(Records contained in a dataset)
/---

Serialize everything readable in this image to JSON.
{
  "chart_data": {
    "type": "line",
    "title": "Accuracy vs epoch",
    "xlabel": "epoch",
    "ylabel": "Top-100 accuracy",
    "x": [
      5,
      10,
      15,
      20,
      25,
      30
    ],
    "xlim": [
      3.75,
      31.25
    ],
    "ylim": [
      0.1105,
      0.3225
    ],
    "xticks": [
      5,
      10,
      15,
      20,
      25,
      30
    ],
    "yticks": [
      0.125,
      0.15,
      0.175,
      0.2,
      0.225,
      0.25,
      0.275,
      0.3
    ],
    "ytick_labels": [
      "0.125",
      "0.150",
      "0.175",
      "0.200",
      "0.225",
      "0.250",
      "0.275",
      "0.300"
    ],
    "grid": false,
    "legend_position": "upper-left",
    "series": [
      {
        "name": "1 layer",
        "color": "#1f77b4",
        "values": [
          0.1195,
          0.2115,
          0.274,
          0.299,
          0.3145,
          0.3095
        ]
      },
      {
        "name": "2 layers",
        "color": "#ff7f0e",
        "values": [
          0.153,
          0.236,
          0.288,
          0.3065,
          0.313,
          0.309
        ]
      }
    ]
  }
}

\---

EXERCISE GOAL:
Without leaving anything out, give the entries again exactly.

WRITTEN ANSWER:
Serialize everything readable in this image to JSON.
{
  "chart_data": {
    "type": "line",
    "title": "Accuracy vs epoch",
    "xlabel": "epoch",
    "ylabel": "Top-100 accuracy",
    "x": [
      5,
      10,
      15,
      20,
      25,
      30
    ],
    "xlim": [
      3.75,
      31.25
    ],
    "ylim": [
      0.1105,
      0.3225
    ],
    "xticks": [
      5,
      10,
      15,
      20,
      25,
      30
    ],
    "yticks": [
      0.125,
      0.15,
      0.175,
      0.2,
      0.225,
      0.25,
      0.275,
      0.3
    ],
    "ytick_labels": [
      "0.125",
      "0.150",
      "0.175",
      "0.200",
      "0.225",
      "0.250",
      "0.275",
      "0.300"
    ],
    "grid": false,
    "legend_position": "upper-left",
    "series": [
      {
        "name": "1 layer",
        "color": "#1f77b4",
        "values": [
          0.1195,
          0.2115,
          0.274,
          0.299,
          0.3145,
          0.3095
        ]
      },
      {
        "name": "2 layers",
        "color": "#ff7f0e",
        "values": [
          0.153,
          0.236,
          0.288,
          0.3065,
          0.313,
          0.309
        ]
      }
    ]
  }
}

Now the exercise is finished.